Saved entries

- - - - -

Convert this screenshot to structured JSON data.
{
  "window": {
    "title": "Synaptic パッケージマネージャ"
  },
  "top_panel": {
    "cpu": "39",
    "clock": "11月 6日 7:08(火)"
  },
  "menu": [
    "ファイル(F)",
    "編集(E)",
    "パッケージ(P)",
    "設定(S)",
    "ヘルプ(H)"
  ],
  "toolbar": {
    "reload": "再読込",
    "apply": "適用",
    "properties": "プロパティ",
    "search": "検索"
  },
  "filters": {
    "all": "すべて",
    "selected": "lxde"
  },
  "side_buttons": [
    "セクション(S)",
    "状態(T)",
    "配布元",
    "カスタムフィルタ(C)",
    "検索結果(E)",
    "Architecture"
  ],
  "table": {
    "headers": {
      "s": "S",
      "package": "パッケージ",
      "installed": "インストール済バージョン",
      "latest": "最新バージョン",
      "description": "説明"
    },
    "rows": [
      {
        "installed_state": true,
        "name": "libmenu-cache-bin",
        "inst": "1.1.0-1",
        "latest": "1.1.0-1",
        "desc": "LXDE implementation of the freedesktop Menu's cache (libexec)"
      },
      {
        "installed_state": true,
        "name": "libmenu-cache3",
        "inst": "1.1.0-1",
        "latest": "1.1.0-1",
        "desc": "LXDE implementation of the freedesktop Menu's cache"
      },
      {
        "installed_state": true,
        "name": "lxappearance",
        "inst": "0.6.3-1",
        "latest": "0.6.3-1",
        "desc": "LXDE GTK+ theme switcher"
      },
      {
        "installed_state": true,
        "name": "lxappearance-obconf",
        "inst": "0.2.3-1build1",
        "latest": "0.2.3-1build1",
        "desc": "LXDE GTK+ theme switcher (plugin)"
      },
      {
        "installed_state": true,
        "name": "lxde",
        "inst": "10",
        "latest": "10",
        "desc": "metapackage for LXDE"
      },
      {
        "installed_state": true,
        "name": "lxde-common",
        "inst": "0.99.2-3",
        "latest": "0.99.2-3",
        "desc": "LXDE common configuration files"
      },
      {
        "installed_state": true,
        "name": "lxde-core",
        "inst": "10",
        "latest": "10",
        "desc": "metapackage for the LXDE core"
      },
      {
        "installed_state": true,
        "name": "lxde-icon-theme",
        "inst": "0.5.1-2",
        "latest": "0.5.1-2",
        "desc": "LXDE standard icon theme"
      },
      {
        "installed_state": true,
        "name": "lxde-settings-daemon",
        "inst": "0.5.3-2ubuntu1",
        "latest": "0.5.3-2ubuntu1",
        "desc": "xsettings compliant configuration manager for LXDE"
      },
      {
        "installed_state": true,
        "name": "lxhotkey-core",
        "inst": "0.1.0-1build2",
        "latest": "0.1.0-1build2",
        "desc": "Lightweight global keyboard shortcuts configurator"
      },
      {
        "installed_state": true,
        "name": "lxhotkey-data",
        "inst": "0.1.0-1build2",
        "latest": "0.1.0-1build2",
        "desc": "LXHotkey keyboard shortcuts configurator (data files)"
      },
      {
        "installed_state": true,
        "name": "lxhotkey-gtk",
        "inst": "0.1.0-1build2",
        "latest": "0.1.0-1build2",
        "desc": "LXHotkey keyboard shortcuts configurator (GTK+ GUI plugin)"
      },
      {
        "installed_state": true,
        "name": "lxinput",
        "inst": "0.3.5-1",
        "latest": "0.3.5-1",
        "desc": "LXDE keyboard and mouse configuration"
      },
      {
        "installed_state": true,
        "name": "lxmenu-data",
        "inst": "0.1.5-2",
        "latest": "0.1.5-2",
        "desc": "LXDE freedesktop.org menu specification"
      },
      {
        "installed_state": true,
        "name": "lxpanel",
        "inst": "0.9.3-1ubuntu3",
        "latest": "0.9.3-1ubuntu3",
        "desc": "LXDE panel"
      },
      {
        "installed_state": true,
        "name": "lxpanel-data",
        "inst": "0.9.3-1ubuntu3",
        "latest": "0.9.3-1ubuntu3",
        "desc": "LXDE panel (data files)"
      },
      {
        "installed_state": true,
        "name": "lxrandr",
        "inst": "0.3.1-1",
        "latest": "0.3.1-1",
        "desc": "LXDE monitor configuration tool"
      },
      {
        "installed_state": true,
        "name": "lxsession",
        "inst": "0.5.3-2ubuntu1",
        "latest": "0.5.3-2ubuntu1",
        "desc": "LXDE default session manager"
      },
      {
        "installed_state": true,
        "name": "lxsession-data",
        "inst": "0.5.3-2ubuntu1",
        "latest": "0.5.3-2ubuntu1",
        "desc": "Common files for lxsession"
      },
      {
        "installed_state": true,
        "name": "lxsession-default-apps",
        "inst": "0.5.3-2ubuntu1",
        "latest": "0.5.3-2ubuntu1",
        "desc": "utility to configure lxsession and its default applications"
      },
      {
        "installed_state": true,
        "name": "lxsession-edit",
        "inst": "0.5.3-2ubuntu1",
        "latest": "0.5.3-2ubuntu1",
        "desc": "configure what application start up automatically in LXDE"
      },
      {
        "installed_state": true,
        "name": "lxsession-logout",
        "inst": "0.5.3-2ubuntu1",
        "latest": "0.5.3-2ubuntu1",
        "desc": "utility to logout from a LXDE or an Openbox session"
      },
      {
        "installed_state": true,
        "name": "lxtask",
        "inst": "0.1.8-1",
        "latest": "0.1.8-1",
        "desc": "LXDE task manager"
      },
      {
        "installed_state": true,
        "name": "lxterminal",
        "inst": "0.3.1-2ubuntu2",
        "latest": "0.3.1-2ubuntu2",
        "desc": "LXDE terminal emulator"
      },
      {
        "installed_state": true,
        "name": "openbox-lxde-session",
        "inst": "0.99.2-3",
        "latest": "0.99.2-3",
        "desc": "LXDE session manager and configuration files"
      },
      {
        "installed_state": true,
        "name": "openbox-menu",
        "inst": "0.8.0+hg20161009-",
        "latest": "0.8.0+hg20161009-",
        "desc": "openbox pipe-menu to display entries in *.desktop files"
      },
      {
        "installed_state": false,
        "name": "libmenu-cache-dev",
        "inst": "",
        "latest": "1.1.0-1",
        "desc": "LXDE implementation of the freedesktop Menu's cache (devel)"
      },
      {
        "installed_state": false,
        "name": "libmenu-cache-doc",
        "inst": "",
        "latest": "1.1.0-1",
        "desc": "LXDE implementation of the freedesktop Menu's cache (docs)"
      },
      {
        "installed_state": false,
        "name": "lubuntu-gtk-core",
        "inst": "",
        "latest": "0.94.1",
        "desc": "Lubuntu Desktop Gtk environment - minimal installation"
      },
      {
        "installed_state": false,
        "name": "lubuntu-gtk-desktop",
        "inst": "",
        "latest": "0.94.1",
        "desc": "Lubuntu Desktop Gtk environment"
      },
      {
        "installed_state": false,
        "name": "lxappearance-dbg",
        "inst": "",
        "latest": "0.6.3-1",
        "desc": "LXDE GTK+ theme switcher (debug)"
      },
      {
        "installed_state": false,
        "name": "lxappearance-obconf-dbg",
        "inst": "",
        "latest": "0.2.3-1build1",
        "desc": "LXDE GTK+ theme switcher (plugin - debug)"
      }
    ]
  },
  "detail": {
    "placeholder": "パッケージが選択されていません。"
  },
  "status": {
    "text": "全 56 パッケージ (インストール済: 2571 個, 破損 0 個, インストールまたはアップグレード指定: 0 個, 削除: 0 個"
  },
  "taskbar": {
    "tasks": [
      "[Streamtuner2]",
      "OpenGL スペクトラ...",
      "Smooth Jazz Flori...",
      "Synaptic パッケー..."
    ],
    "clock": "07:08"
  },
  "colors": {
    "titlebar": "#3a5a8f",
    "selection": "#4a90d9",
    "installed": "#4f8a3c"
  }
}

- - - - -

Print all the data exactly.

Convert this screenshot to structured JSON data.
{
  "window": {
    "title": "Synaptic パッケージマネージャ"
  },
  "top_panel": {
    "cpu": "39",
    "clock": "11月 6日 7:08(火)"
  },
  "menu": [
    "ファイル(F)",
    "編集(E)",
    "パッケージ(P)",
    "設定(S)",
    "ヘルプ(H)"
  ],
  "toolbar": {
    "reload": "再読込",
    "apply": "適用",
    "properties": "プロパティ",
    "search": "検索"
  },
  "filters": {
    "all": "すべて",
    "selected": "lxde"
  },
  "side_buttons": [
    "セクション(S)",
    "状態(T)",
    "配布元",
    "カスタムフィルタ(C)",
    "検索結果(E)",
    "Architecture"
  ],
  "table": {
    "headers": {
      "s": "S",
      "package": "パッケージ",
      "installed": "インストール済バージョン",
      "latest": "最新バージョン",
      "description": "説明"
    },
    "rows": [
      {
        "installed_state": true,
        "name": "libmenu-cache-bin",
        "inst": "1.1.0-1",
        "latest": "1.1.0-1",
        "desc": "LXDE implementation of the freedesktop Menu's cache (libexec)"
      },
      {
        "installed_state": true,
        "name": "libmenu-cache3",
        "inst": "1.1.0-1",
        "latest": "1.1.0-1",
        "desc": "LXDE implementation of the freedesktop Menu's cache"
      },
      {
        "installed_state": true,
        "name": "lxappearance",
        "inst": "0.6.3-1",
        "latest": "0.6.3-1",
        "desc": "LXDE GTK+ theme switcher"
      },
      {
        "installed_state": true,
        "name": "lxappearance-obconf",
        "inst": "0.2.3-1build1",
        "latest": "0.2.3-1build1",
        "desc": "LXDE GTK+ theme switcher (plugin)"
      },
      {
        "installed_state": true,
        "name": "lxde",
        "inst": "10",
        "latest": "10",
        "desc": "metapackage for LXDE"
      },
      {
        "installed_state": true,
        "name": "lxde-common",
        "inst": "0.99.2-3",
        "latest": "0.99.2-3",
        "desc": "LXDE common configuration files"
      },
      {
        "installed_state": true,
        "name": "lxde-core",
        "inst": "10",
        "latest": "10",
        "desc": "metapackage for the LXDE core"
      },
      {
        "installed_state": true,
        "name": "lxde-icon-theme",
        "inst": "0.5.1-2",
        "latest": "0.5.1-2",
        "desc": "LXDE standard icon theme"
      },
      {
        "installed_state": true,
        "name": "lxde-settings-daemon",
        "inst": "0.5.3-2ubuntu1",
        "latest": "0.5.3-2ubuntu1",
        "desc": "xsettings compliant configuration manager for LXDE"
      },
      {
        "installed_state": true,
        "name": "lxhotkey-core",
        "inst": "0.1.0-1build2",
        "latest": "0.1.0-1build2",
        "desc": "Lightweight global keyboard shortcuts configurator"
      },
      {
        "installed_state": true,
        "name": "lxhotkey-data",
        "inst": "0.1.0-1build2",
        "latest": "0.1.0-1build2",
        "desc": "LXHotkey keyboard shortcuts configurator (data files)"
      },
      {
        "installed_state": true,
        "name": "lxhotkey-gtk",
        "inst": "0.1.0-1build2",
        "latest": "0.1.0-1build2",
        "desc": "LXHotkey keyboard shortcuts configurator (GTK+ GUI plugin)"
      },
      {
        "installed_state": true,
        "name": "lxinput",
        "inst": "0.3.5-1",
        "latest": "0.3.5-1",
        "desc": "LXDE keyboard and mouse configuration"
      },
      {
        "installed_state": true,
        "name": "lxmenu-data",
        "inst": "0.1.5-2",
        "latest": "0.1.5-2",
        "desc": "LXDE freedesktop.org menu specification"
      },
      {
        "installed_state": true,
        "name": "lxpanel",
        "inst": "0.9.3-1ubuntu3",
        "latest": "0.9.3-1ubuntu3",
        "desc": "LXDE panel"
      },
      {
        "installed_state": true,
        "name": "lxpanel-data",
        "inst": "0.9.3-1ubuntu3",
        "latest": "0.9.3-1ubuntu3",
        "desc": "LXDE panel (data files)"
      },
      {
        "installed_state": true,
        "name": "lxrandr",
        "inst": "0.3.1-1",
        "latest": "0.3.1-1",
        "desc": "LXDE monitor configuration tool"
      },
      {
        "installed_state": true,
        "name": "lxsession",
        "inst": "0.5.3-2ubuntu1",
        "latest": "0.5.3-2ubuntu1",
        "desc": "LXDE default session manager"
      },
      {
        "installed_state": true,
        "name": "lxsession-data",
        "inst": "0.5.3-2ubuntu1",
        "latest": "0.5.3-2ubuntu1",
        "desc": "Common files for lxsession"
      },
      {
        "installed_state": true,
        "name": "lxsession-default-apps",
        "inst": "0.5.3-2ubuntu1",
        "latest": "0.5.3-2ubuntu1",
        "desc": "utility to configure lxsession and its default applications"
      },
      {
        "installed_state": true,
        "name": "lxsession-edit",
        "inst": "0.5.3-2ubuntu1",
        "latest": "0.5.3-2ubuntu1",
        "desc": "configure what application start up automatically in LXDE"
      },
      {
        "installed_state": true,
        "name": "lxsession-logout",
        "inst": "0.5.3-2ubuntu1",
        "latest": "0.5.3-2ubuntu1",
        "desc": "utility to logout from a LXDE or an Openbox session"
      },
      {
        "installed_state": true,
        "name": "lxtask",
        "inst": "0.1.8-1",
        "latest": "0.1.8-1",
        "desc": "LXDE task manager"
      },
      {
        "installed_state": true,
        "name": "lxterminal",
        "inst": "0.3.1-2ubuntu2",
        "latest": "0.3.1-2ubuntu2",
        "desc": "LXDE terminal emulator"
      },
      {
        "installed_state": true,
        "name": "openbox-lxde-session",
        "inst": "0.99.2-3",
        "latest": "0.99.2-3",
        "desc": "LXDE session manager and configuration files"
      },
      {
        "installed_state": true,
        "name": "openbox-menu",
        "inst": "0.8.0+hg20161009-",
        "latest": "0.8.0+hg20161009-",
        "desc": "openbox pipe-menu to display entries in *.desktop files"
      },
      {
        "installed_state": false,
        "name": "libmenu-cache-dev",
        "inst": "",
        "latest": "1.1.0-1",
        "desc": "LXDE implementation of the freedesktop Menu's cache (devel)"
      },
      {
        "installed_state": false,
        "name": "libmenu-cache-doc",
        "inst": "",
        "latest": "1.1.0-1",
        "desc": "LXDE implementation of the freedesktop Menu's cache (docs)"
      },
      {
        "installed_state": false,
        "name": "lubuntu-gtk-core",
        "inst": "",
        "latest": "0.94.1",
        "desc": "Lubuntu Desktop Gtk environment - minimal installation"
      },
      {
        "installed_state": false,
        "name": "lubuntu-gtk-desktop",
        "inst": "",
        "latest": "0.94.1",
        "desc": "Lubuntu Desktop Gtk environment"
      },
      {
        "installed_state": false,
        "name": "lxappearance-dbg",
        "inst": "",
        "latest": "0.6.3-1",
        "desc": "LXDE GTK+ theme switcher (debug)"
      },
      {
        "installed_state": false,
        "name": "lxappearance-obconf-dbg",
        "inst": "",
        "latest": "0.2.3-1build1",
        "desc": "LXDE GTK+ theme switcher (plugin - debug)"
      }
    ]
  },
  "detail": {
    "placeholder": "パッケージが選択されていません。"
  },
  "status": {
    "text": "全 56 パッケージ (インストール済: 2571 個, 破損 0 個, インストールまたはアップグレード指定: 0 個, 削除: 0 個"
  },
  "taskbar": {
    "tasks": [
      "[Streamtuner2]",
      "OpenGL スペクトラ...",
      "Smooth Jazz Flori...",
      "Synaptic パッケー..."
    ],
    "clock": "07:08"
  },
  "colors": {
    "titlebar": "#3a5a8f",
    "selection": "#4a90d9",
    "installed": "#4f8a3c"
  }
}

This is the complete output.